**ASSIGNED TASK**
Please copy every record exactly as it is written.

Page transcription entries
⁂

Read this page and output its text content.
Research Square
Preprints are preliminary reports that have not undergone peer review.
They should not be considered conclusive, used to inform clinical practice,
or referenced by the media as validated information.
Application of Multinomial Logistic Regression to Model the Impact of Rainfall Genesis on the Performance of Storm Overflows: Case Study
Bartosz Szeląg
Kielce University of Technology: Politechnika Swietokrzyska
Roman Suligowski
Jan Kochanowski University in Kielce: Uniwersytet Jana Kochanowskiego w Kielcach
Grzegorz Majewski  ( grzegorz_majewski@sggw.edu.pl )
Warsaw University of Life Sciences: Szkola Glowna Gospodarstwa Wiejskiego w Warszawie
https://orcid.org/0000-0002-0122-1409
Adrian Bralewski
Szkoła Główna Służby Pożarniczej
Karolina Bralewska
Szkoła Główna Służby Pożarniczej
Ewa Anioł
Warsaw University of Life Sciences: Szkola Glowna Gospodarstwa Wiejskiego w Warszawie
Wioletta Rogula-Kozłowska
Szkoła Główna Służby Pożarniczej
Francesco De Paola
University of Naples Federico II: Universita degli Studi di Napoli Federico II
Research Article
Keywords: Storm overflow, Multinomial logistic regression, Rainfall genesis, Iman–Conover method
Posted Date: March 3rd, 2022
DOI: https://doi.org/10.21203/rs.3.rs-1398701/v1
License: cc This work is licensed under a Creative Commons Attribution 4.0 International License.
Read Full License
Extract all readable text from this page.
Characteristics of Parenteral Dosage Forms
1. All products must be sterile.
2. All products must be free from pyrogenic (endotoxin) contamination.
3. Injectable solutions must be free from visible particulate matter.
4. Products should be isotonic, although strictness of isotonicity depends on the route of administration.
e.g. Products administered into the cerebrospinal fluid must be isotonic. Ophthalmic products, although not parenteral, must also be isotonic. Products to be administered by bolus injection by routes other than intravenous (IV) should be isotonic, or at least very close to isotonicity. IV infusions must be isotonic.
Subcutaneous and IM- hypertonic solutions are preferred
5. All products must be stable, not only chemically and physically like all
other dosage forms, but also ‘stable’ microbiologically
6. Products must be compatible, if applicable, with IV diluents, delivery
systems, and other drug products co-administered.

⁂

**RESPONSE BOX**
Read this page and output its text content.
Research Square
Preprints are preliminary reports that have not undergone peer review.
They should not be considered conclusive, used to inform clinical practice,
or referenced by the media as validated information.
Application of Multinomial Logistic Regression to Model the Impact of Rainfall Genesis on the Performance of Storm Overflows: Case Study
Bartosz Szeląg
Kielce University of Technology: Politechnika Swietokrzyska
Roman Suligowski
Jan Kochanowski University in Kielce: Uniwersytet Jana Kochanowskiego w Kielcach
Grzegorz Majewski  ( grzegorz_majewski@sggw.edu.pl )
Warsaw University of Life Sciences: Szkola Glowna Gospodarstwa Wiejskiego w Warszawie
https://orcid.org/0000-0002-0122-1409
Adrian Bralewski
Szkoła Główna Służby Pożarniczej
Karolina Bralewska
Szkoła Główna Służby Pożarniczej
Ewa Anioł
Warsaw University of Life Sciences: Szkola Glowna Gospodarstwa Wiejskiego w Warszawie
Wioletta Rogula-Kozłowska
Szkoła Główna Służby Pożarniczej
Francesco De Paola
University of Naples Federico II: Universita degli Studi di Napoli Federico II
Research Article
Keywords: Storm overflow, Multinomial logistic regression, Rainfall genesis, Iman–Conover method
Posted Date: March 3rd, 2022
DOI: https://doi.org/10.21203/rs.3.rs-1398701/v1
License: cc This work is licensed under a Creative Commons Attribution 4.0 International License.
Read Full License
Extract all readable text from this page.
Characteristics of Parenteral Dosage Forms
1. All products must be sterile.
2. All products must be free from pyrogenic (endotoxin) contamination.
3. Injectable solutions must be free from visible particulate matter.
4. Products should be isotonic, although strictness of isotonicity depends on the route of administration.
e.g. Products administered into the cerebrospinal fluid must be isotonic. Ophthalmic products, although not parenteral, must also be isotonic. Products to be administered by bolus injection by routes other than intravenous (IV) should be isotonic, or at least very close to isotonicity. IV infusions must be isotonic.
Subcutaneous and IM- hypertonic solutions are preferred
5. All products must be stable, not only chemically and physically like all
other dosage forms, but also ‘stable’ microbiologically
6. Products must be compatible, if applicable, with IV diluents, delivery
systems, and other drug products co-administered.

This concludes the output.